▶ [What to do] Repeat the material exactly, every line of it.

[Collected data]
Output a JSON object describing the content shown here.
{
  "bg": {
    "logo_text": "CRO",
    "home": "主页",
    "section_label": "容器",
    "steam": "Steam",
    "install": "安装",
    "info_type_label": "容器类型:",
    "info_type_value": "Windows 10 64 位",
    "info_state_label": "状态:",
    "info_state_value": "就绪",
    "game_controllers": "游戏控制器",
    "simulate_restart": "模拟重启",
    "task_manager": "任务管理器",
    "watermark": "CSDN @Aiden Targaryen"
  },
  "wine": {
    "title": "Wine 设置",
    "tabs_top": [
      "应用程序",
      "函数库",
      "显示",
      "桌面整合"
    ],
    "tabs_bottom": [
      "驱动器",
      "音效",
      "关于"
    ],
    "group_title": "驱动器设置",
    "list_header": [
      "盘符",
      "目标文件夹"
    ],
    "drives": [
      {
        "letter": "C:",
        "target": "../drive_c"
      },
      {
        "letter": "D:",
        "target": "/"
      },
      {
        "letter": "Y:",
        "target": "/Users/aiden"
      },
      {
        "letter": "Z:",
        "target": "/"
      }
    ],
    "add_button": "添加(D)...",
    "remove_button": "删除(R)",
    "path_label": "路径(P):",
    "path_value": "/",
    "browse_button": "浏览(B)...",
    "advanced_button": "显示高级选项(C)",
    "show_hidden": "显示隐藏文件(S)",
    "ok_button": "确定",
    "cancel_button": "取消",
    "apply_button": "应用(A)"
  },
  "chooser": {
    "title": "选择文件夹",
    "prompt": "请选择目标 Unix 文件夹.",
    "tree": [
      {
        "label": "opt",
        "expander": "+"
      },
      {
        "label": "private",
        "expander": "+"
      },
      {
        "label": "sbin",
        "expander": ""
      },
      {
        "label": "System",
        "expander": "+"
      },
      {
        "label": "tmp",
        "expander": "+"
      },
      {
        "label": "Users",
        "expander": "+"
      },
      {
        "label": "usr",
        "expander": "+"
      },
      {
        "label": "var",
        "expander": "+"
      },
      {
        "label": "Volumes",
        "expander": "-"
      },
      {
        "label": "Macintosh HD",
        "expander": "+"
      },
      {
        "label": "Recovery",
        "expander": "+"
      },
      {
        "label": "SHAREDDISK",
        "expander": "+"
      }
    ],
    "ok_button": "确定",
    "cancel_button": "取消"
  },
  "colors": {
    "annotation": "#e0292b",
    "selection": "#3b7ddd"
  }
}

▶ [Answer to the problem]
Output a JSON object describing the content shown here.
{
  "bg": {
    "logo_text": "CRO",
    "home": "主页",
    "section_label": "容器",
    "steam": "Steam",
    "install": "安装",
    "info_type_label": "容器类型:",
    "info_type_value": "Windows 10 64 位",
    "info_state_label": "状态:",
    "info_state_value": "就绪",
    "game_controllers": "游戏控制器",
    "simulate_restart": "模拟重启",
    "task_manager": "任务管理器",
    "watermark": "CSDN @Aiden Targaryen"
  },
  "wine": {
    "title": "Wine 设置",
    "tabs_top": [
      "应用程序",
      "函数库",
      "显示",
      "桌面整合"
    ],
    "tabs_bottom": [
      "驱动器",
      "音效",
      "关于"
    ],
    "group_title": "驱动器设置",
    "list_header": [
      "盘符",
      "目标文件夹"
    ],
    "drives": [
      {
        "letter": "C:",
        "target": "../drive_c"
      },
      {
        "letter": "D:",
        "target": "/"
      },
      {
        "letter": "Y:",
        "target": "/Users/aiden"
      },
      {
        "letter": "Z:",
        "target": "/"
      }
    ],
    "add_button": "添加(D)...",
    "remove_button": "删除(R)",
    "path_label": "路径(P):",
    "path_value": "/",
    "browse_button": "浏览(B)...",
    "advanced_button": "显示高级选项(C)",
    "show_hidden": "显示隐藏文件(S)",
    "ok_button": "确定",
    "cancel_button": "取消",
    "apply_button": "应用(A)"
  },
  "chooser": {
    "title": "选择文件夹",
    "prompt": "请选择目标 Unix 文件夹.",
    "tree": [
      {
        "label": "opt",
        "expander": "+"
      },
      {
        "label": "private",
        "expander": "+"
      },
      {
        "label": "sbin",
        "expander": ""
      },
      {
        "label": "System",
        "expander": "+"
      },
      {
        "label": "tmp",
        "expander": "+"
      },
      {
        "label": "Users",
        "expander": "+"
      },
      {
        "label": "usr",
        "expander": "+"
      },
      {
        "label": "var",
        "expander": "+"
      },
      {
        "label": "Volumes",
        "expander": "-"
      },
      {
        "label": "Macintosh HD",
        "expander": "+"
      },
      {
        "label": "Recovery",
        "expander": "+"
      },
      {
        "label": "SHAREDDISK",
        "expander": "+"
      }
    ],
    "ok_button": "确定",
    "cancel_button": "取消"
  },
  "colors": {
    "annotation": "#e0292b",
    "selection": "#3b7ddd"
  }
}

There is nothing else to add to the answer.